- [What is needed] Give every line of the material again, exactly as written.

- [Entries shown]
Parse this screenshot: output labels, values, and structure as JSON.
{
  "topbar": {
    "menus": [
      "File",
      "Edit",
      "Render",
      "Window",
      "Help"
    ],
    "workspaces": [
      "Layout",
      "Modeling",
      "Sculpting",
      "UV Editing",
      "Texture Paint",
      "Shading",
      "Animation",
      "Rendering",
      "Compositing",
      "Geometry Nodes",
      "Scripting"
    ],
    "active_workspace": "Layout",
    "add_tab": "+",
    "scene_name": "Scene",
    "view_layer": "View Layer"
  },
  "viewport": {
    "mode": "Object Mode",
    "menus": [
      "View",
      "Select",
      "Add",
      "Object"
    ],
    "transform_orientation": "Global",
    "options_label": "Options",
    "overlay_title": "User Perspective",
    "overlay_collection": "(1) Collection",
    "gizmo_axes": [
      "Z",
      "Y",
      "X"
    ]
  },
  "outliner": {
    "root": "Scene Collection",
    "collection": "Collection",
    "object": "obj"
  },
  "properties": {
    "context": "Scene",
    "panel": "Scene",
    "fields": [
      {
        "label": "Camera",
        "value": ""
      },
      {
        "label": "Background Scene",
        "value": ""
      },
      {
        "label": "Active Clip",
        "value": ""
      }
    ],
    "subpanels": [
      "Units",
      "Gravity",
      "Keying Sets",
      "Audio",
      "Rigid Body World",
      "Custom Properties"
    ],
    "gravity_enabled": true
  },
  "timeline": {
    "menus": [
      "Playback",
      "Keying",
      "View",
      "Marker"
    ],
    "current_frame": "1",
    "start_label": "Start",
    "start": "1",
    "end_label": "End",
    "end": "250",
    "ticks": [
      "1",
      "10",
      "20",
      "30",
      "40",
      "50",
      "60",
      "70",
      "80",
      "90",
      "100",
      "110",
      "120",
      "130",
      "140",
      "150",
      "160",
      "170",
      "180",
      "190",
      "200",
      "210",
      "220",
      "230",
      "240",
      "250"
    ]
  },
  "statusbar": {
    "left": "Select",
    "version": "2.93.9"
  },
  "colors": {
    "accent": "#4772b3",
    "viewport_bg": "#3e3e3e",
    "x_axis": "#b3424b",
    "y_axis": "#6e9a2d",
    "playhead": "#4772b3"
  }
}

- [The response]
Parse this screenshot: output labels, values, and structure as JSON.
{
  "topbar": {
    "menus": [
      "File",
      "Edit",
      "Render",
      "Window",
      "Help"
    ],
    "workspaces": [
      "Layout",
      "Modeling",
      "Sculpting",
      "UV Editing",
      "Texture Paint",
      "Shading",
      "Animation",
      "Rendering",
      "Compositing",
      "Geometry Nodes",
      "Scripting"
    ],
    "active_workspace": "Layout",
    "add_tab": "+",
    "scene_name": "Scene",
    "view_layer": "View Layer"
  },
  "viewport": {
    "mode": "Object Mode",
    "menus": [
      "View",
      "Select",
      "Add",
      "Object"
    ],
    "transform_orientation": "Global",
    "options_label": "Options",
    "overlay_title": "User Perspective",
    "overlay_collection": "(1) Collection",
    "gizmo_axes": [
      "Z",
      "Y",
      "X"
    ]
  },
  "outliner": {
    "root": "Scene Collection",
    "collection": "Collection",
    "object": "obj"
  },
  "properties": {
    "context": "Scene",
    "panel": "Scene",
    "fields": [
      {
        "label": "Camera",
        "value": ""
      },
      {
        "label": "Background Scene",
        "value": ""
      },
      {
        "label": "Active Clip",
        "value": ""
      }
    ],
    "subpanels": [
      "Units",
      "Gravity",
      "Keying Sets",
      "Audio",
      "Rigid Body World",
      "Custom Properties"
    ],
    "gravity_enabled": true
  },
  "timeline": {
    "menus": [
      "Playback",
      "Keying",
      "View",
      "Marker"
    ],
    "current_frame": "1",
    "start_label": "Start",
    "start": "1",
    "end_label": "End",
    "end": "250",
    "ticks": [
      "1",
      "10",
      "20",
      "30",
      "40",
      "50",
      "60",
      "70",
      "80",
      "90",
      "100",
      "110",
      "120",
      "130",
      "140",
      "150",
      "160",
      "170",
      "180",
      "190",
      "200",
      "210",
      "220",
      "230",
      "240",
      "250"
    ]
  },
  "statusbar": {
    "left": "Select",
    "version": "2.93.9"
  },
  "colors": {
    "accent": "#4772b3",
    "viewport_bg": "#3e3e3e",
    "x_axis": "#b3424b",
    "y_axis": "#6e9a2d",
    "playhead": "#4772b3"
  }
}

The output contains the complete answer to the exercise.